WORK TO COMPLETE:
Set out each line from the following listing that includes the word "What".

SUPPLIED DATA:
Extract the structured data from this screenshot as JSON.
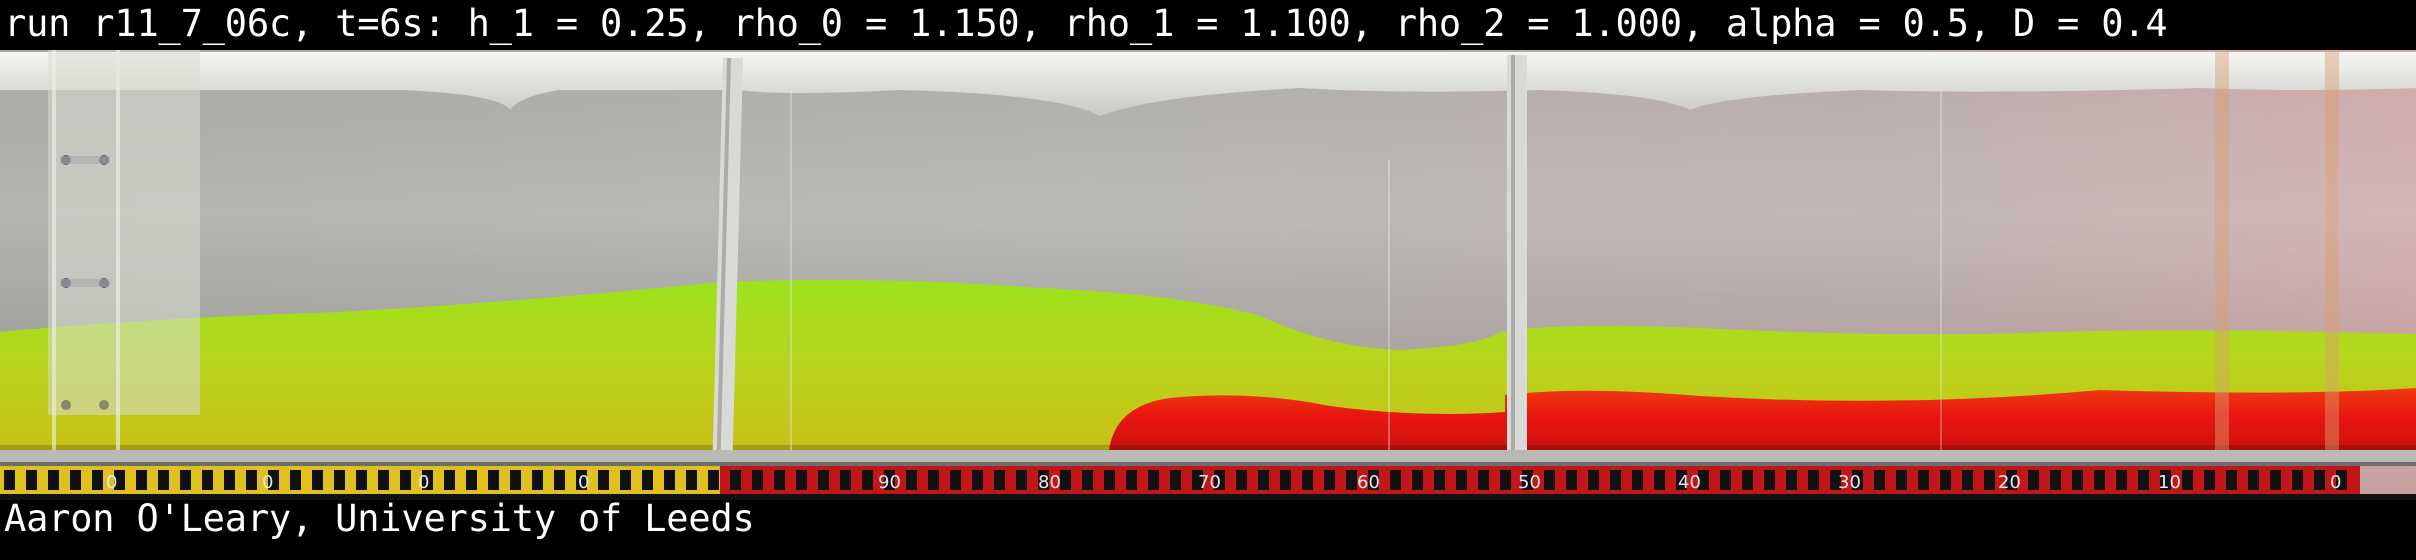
{
  "caption_top": "run r11_7_06c, t=6s: h_1 = 0.25, rho_0 = 1.150, rho_1 = 1.100, rho_2 = 1.000, alpha = 0.5, D = 0.4",
  "caption_bottom": "Aaron O'Leary, University of Leeds",
  "scale": {
    "left_labels": [
      "0",
      "0",
      "0",
      "0"
    ],
    "right_labels": [
      "90",
      "80",
      "70",
      "60",
      "50",
      "40",
      "30",
      "20",
      "10",
      "0"
    ]
  },
  "colors": {
    "background": "#000000",
    "caption_text": "#ffffff",
    "green_layer": "#9be21a",
    "yellow_layer": "#c9c41a",
    "red_layer": "#e8150f",
    "scale_yellow": "#e0c020",
    "scale_red": "#c01818"
  }
}
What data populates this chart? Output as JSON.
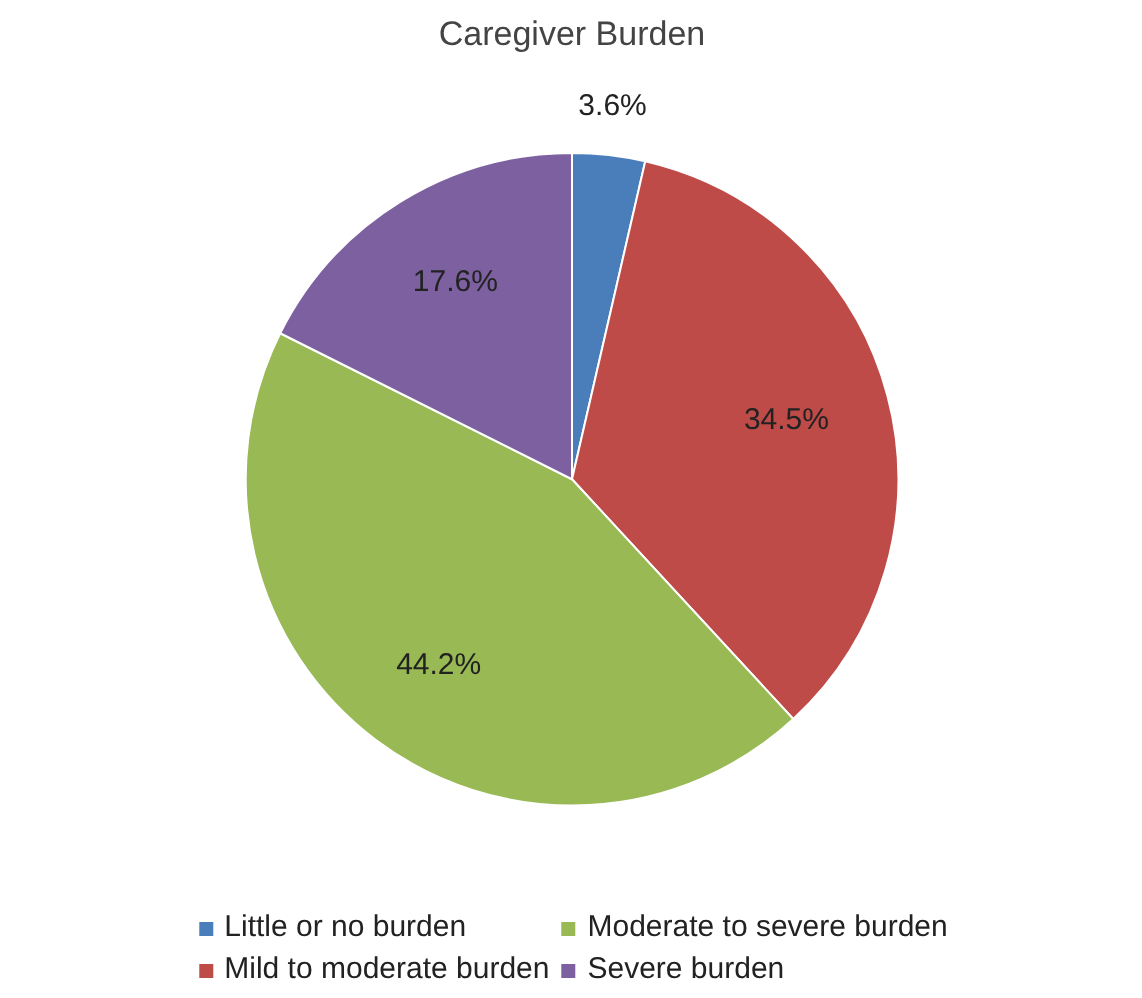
{
  "chart_data": {
    "type": "pie",
    "title": "Caregiver Burden",
    "categories": [
      "Little or no burden",
      "Mild to moderate burden",
      "Moderate to severe burden",
      "Severe burden"
    ],
    "values": [
      3.6,
      34.5,
      44.2,
      17.6
    ],
    "colors": [
      "#4a7ebb",
      "#be4b48",
      "#98b954",
      "#7d60a0"
    ],
    "value_labels": [
      "3.6%",
      "34.5%",
      "44.2%",
      "17.6%"
    ],
    "legend": "bottom"
  }
}
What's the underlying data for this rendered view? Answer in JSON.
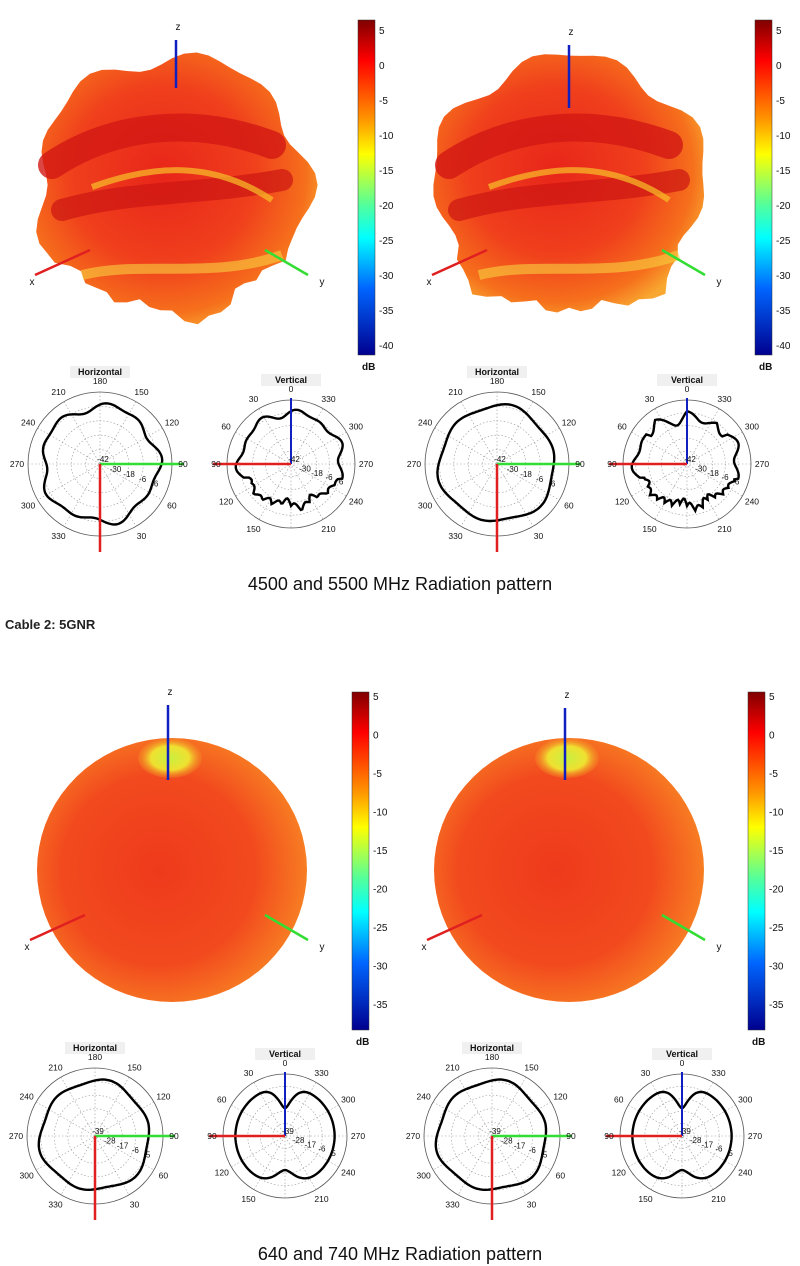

TASK ANSWER:
What data populates this chart? Output as JSON.
What's the underlying data for this rendered view? Answer in JSON.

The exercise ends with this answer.